■ **THE REQUEST**
The records below must be written out exactly, with every picture left behind.

-- START EXERCISE MATERIALS --

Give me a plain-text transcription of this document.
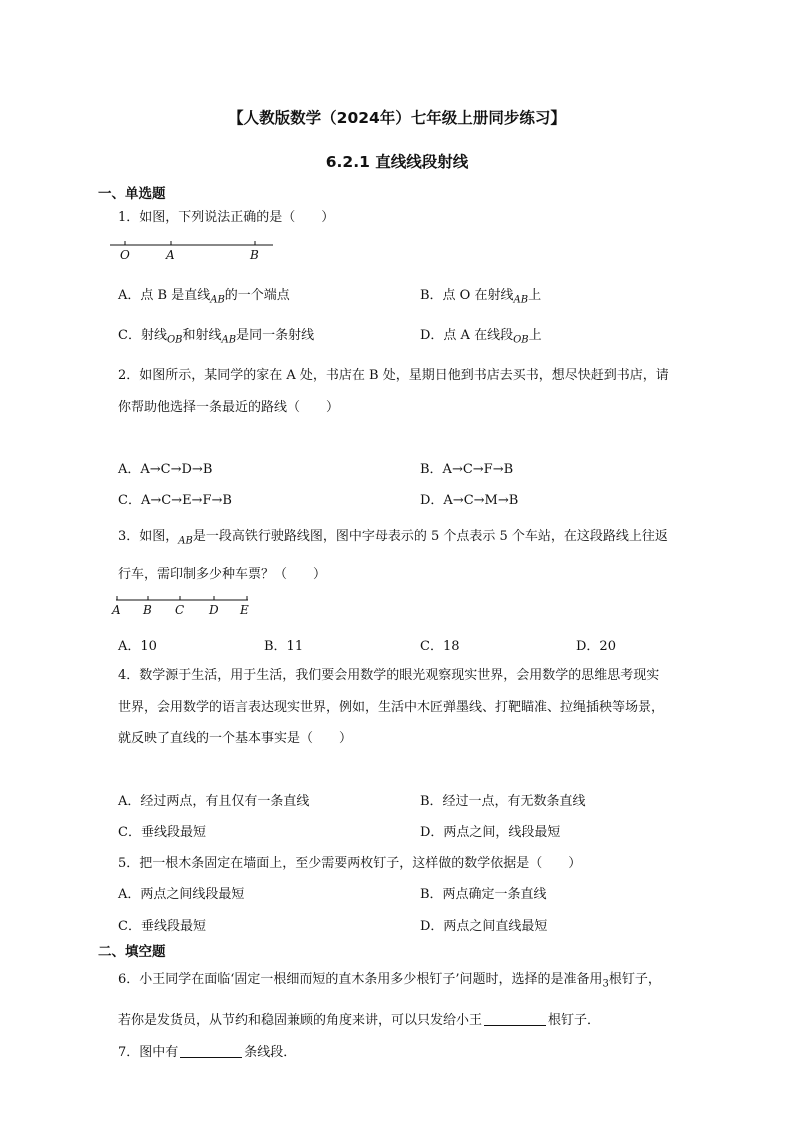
【人教版数学（2024年）七年级上册同步练习】
6.2.1 直线线段射线
一、单选题
1．如图，下列说法正确的是（　　）
O	A	B
A．点 B 是直线$_{AB}$的一个端点	B．点 O 在射线$_{AB}$上
C．射线$_{OB}$和射线$_{AB}$是同一条射线	D．点 A 在线段$_{OB}$上
2．如图所示，某同学的家在 A 处，书店在 B 处，星期日他到书店去买书，想尽快赶到书店，请
你帮助他选择一条最近的路线（　　）
A．A→C→D→B	B．A→C→F→B
C．A→C→E→F→B	D．A→C→M→B
3．如图，$_{AB}$是一段高铁行驶路线图，图中字母表示的 5 个点表示 5 个车站，在这段路线上往返
行车，需印制多少种车票？（　　）
A B C D E
A．10	B．11	C．18	D．20
4．数学源于生活，用于生活，我们要会用数学的眼光观察现实世界，会用数学的思维思考现实
世界，会用数学的语言表达现实世界，例如，生活中木匠弹墨线、打靶瞄准、拉绳插秧等场景，
就反映了直线的一个基本事实是（　　）
A．经过两点，有且仅有一条直线	B．经过一点，有无数条直线
C．垂线段最短	D．两点之间，线段最短
5．把一根木条固定在墙面上，至少需要两枚钉子，这样做的数学依据是（　　）
A．两点之间线段最短	B．两点确定一条直线
C．垂线段最短	D．两点之间直线最短
二、填空题
6．小王同学在面临‘固定一根细而短的直木条用多少根钉子’问题时，选择的是准备用$_3$根钉子，
若你是发货员，从节约和稳固兼顾的角度来讲，可以只发给小王	根钉子．
7．图中有	条线段．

-- END EXERCISE MATERIALS --

■ **EXERCISE RESPONSE**
Give me a plain-text transcription of this document.
【人教版数学（2024年）七年级上册同步练习】
6.2.1 直线线段射线
一、单选题
1．如图，下列说法正确的是（　　）
O	A	B
A．点 B 是直线$_{AB}$的一个端点	B．点 O 在射线$_{AB}$上
C．射线$_{OB}$和射线$_{AB}$是同一条射线	D．点 A 在线段$_{OB}$上
2．如图所示，某同学的家在 A 处，书店在 B 处，星期日他到书店去买书，想尽快赶到书店，请
你帮助他选择一条最近的路线（　　）
A．A→C→D→B	B．A→C→F→B
C．A→C→E→F→B	D．A→C→M→B
3．如图，$_{AB}$是一段高铁行驶路线图，图中字母表示的 5 个点表示 5 个车站，在这段路线上往返
行车，需印制多少种车票？（　　）
A B C D E
A．10	B．11	C．18	D．20
4．数学源于生活，用于生活，我们要会用数学的眼光观察现实世界，会用数学的思维思考现实
世界，会用数学的语言表达现实世界，例如，生活中木匠弹墨线、打靶瞄准、拉绳插秧等场景，
就反映了直线的一个基本事实是（　　）
A．经过两点，有且仅有一条直线	B．经过一点，有无数条直线
C．垂线段最短	D．两点之间，线段最短
5．把一根木条固定在墙面上，至少需要两枚钉子，这样做的数学依据是（　　）
A．两点之间线段最短	B．两点确定一条直线
C．垂线段最短	D．两点之间直线最短
二、填空题
6．小王同学在面临‘固定一根细而短的直木条用多少根钉子’问题时，选择的是准备用$_3$根钉子，
若你是发货员，从节约和稳固兼顾的角度来讲，可以只发给小王	根钉子．
7．图中有	条线段．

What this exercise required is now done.